Considering mothers age, the prevalence of stunting and underweight decreases as the mother's age increases until age 22 years, then increase slowly until age 25, and gradually decreases until age 49 (Figure 3(d)). A similar shape was obtained for the joint prevalence of stunting and wasting (Figure 3(e)), and wasting and underweight (Figure 3(f)). It implies that children are less likely to be malnourished as mothers get older. The prevalent curve is as expected because, as the mothers grow older, their parental care improves due to gathered experience, maternal or formal education attainment.

The estimates of cluster-specific random effects for 635 clusters across the country, grouped by regions, are presented in Appendix 1. Each Figure contains 11 panels. The total number of clusters adopted for each region are as follows: Addis Ababa (55), Afar (53), Amhara (71), Beneshangul Gumuz (49), Dire Dawa (43), Gambela (49), Harari (41), Oromia (73), SNNPR (71), Somali (67), Tigray (63). The Oromia region had the highest number of clusters, whereas, Harari had the least number of clusters. Figure A1 presents the cluster-specific random effects of stunting and underweight. The result shows that there are cluster variations within the regions. While the prevalence of stunting and underweight is high for some clusters within a specific region, others are moderate and less prevalent. A similar pattern is also shown for stunting and wasting (Figure A2), and wasting and underweight (Figure A3).

Discussion

This study used a Bayesian hierarchical linear mixed model to determine the key factors causing malnutrition among children under age five in Ethiopia. This method was employed to determine the joint regional prevalence and its concurrence across the country. A bivariate intrinsic conditional autoregressive model was adopted to measure the joint spatial prevalence of malnutrition across Ethiopia. Findings reveal that place of residence, mothers' educational status, child gender, family wealth index, mother and child age, presence of diarrhea, fever, coughs, breastfeeding, and toilet type are significant risk factors of malnutrition.

######

[Instructions]
(a) In the malnutrition study text, reproduce verbatim the portion that begins at the words "Considering mothers age, the" and ends after the words "formal education attainment.".
(b) According to the malnutrition study text, why is the curve showing lower child malnutrition with older mothers what one would expect? Answer in one to three sentences.
(c) List every figure label that the malnutrition study text cites.

######

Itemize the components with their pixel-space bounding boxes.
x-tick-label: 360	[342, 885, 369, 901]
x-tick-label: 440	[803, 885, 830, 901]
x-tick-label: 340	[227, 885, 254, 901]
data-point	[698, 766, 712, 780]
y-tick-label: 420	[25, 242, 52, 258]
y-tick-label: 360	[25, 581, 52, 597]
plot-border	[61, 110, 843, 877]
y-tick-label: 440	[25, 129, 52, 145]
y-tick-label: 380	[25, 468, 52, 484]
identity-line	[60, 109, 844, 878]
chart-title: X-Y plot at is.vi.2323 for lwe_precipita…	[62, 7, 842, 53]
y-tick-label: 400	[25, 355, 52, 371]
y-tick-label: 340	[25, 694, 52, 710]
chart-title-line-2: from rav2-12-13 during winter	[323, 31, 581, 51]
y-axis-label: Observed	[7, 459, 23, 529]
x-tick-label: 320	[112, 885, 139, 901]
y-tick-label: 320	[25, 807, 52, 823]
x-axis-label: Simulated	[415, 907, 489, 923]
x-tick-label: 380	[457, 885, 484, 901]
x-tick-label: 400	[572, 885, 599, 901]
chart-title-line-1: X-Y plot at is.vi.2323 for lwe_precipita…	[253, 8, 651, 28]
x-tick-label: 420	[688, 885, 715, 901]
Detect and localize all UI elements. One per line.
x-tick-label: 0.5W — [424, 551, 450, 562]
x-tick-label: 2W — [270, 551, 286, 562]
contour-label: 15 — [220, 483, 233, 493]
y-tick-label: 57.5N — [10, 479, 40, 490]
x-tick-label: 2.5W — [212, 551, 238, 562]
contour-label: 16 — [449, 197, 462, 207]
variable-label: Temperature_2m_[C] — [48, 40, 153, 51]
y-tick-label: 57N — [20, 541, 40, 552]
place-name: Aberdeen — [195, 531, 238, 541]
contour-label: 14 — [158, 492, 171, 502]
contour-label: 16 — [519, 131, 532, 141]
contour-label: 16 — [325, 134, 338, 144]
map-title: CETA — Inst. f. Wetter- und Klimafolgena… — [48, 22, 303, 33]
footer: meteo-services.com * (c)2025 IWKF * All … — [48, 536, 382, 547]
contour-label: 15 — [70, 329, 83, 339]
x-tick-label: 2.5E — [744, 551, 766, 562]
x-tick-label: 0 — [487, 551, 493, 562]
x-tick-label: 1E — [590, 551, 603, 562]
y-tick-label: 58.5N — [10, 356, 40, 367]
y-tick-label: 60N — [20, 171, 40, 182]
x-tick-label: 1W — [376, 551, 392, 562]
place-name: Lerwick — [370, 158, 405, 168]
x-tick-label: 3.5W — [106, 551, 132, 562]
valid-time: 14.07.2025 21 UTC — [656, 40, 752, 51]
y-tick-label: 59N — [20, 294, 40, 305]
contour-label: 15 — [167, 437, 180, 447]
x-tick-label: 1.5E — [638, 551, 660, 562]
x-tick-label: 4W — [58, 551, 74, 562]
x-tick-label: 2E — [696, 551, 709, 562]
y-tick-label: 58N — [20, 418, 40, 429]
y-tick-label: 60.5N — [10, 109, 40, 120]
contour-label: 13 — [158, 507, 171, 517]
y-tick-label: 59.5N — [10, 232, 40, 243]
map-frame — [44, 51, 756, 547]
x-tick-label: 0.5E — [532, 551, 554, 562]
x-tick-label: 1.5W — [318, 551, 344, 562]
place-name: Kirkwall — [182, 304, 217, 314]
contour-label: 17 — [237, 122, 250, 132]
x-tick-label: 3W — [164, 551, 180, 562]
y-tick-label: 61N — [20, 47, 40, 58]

######

[Expected outputs]
(a)
Considering mothers age, the prevalence of stunting and underweight decreases as the mother's age increases until age 22 years, then increase slowly until age 25, and gradually decreases until age 49 (Figure 3(d)). A similar shape was obtained for the joint prevalence of stunting and wasting (Figure 3(e)), and wasting and underweight (Figure 3(f)). It implies that children are less likely to be malnourished as mothers get older. The prevalent curve is as expected because, as the mothers grow older, their parental care improves due to gathered experience, maternal or formal education attainment.

(b) As mothers grow older, their parental care improves. This improvement comes from the experience they gather and from their maternal or formal education attainment.

(c)
Figure 3(d)
Figure 3(e)
Figure 3(f)
Figure A1
Figure A2
Figure A3